**WHAT IS REQUIRED**
Below are records. Copy every line with "text" in it.

**RECORDS PROVIDED**
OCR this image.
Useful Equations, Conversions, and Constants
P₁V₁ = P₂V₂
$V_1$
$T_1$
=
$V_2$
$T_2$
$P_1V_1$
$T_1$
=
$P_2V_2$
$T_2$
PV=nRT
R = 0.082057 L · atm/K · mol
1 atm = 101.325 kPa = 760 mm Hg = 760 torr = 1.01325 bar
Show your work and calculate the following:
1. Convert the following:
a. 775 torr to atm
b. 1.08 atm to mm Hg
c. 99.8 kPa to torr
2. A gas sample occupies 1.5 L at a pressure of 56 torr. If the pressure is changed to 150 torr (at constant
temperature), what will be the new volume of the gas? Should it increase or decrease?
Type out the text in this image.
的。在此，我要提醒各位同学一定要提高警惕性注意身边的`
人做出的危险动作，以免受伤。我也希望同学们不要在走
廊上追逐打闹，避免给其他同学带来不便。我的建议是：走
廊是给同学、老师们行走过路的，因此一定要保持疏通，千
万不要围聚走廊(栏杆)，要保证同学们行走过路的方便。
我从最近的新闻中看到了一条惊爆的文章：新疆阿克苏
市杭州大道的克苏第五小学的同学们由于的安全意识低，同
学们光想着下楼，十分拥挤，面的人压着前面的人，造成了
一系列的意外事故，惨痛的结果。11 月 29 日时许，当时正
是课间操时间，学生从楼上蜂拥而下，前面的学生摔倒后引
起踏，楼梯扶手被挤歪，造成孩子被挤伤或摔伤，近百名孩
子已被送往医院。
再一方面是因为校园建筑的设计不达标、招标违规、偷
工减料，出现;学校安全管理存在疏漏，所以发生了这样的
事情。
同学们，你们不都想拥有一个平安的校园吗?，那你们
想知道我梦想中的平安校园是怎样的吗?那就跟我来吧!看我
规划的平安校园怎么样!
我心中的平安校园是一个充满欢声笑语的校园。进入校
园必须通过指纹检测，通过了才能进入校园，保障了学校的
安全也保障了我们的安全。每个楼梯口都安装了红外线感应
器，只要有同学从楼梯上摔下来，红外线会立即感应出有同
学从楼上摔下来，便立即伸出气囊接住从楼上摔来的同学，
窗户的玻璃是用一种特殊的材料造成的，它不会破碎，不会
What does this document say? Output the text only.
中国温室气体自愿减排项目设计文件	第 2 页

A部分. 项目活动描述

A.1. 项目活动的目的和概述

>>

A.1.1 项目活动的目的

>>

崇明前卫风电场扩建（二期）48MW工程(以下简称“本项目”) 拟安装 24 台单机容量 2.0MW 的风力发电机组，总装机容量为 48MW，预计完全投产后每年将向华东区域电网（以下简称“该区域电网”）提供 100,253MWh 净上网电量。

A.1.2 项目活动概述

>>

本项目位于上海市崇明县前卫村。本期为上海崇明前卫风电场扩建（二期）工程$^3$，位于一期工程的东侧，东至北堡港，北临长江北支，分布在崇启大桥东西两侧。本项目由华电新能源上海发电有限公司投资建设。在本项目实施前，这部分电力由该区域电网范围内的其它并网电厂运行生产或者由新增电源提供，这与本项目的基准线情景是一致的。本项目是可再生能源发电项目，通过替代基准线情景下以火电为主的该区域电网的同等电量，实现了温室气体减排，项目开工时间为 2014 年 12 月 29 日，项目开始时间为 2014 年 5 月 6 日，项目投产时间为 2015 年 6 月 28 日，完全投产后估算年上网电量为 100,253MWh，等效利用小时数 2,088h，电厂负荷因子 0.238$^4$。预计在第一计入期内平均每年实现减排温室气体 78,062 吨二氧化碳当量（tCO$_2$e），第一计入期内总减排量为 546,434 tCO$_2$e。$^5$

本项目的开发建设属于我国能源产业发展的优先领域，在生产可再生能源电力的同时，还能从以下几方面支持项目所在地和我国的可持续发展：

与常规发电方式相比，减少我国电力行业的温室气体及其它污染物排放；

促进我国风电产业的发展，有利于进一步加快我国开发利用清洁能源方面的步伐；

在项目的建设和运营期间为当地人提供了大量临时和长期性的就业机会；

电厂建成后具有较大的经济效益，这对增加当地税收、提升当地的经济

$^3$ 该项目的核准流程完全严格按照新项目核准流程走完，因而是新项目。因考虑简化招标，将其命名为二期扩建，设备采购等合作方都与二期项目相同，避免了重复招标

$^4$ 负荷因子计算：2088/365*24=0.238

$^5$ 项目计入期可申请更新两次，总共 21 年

**OUTPUT OF THE EXERCISE**
Type out the text in this image.
What does this document say? Output the text only.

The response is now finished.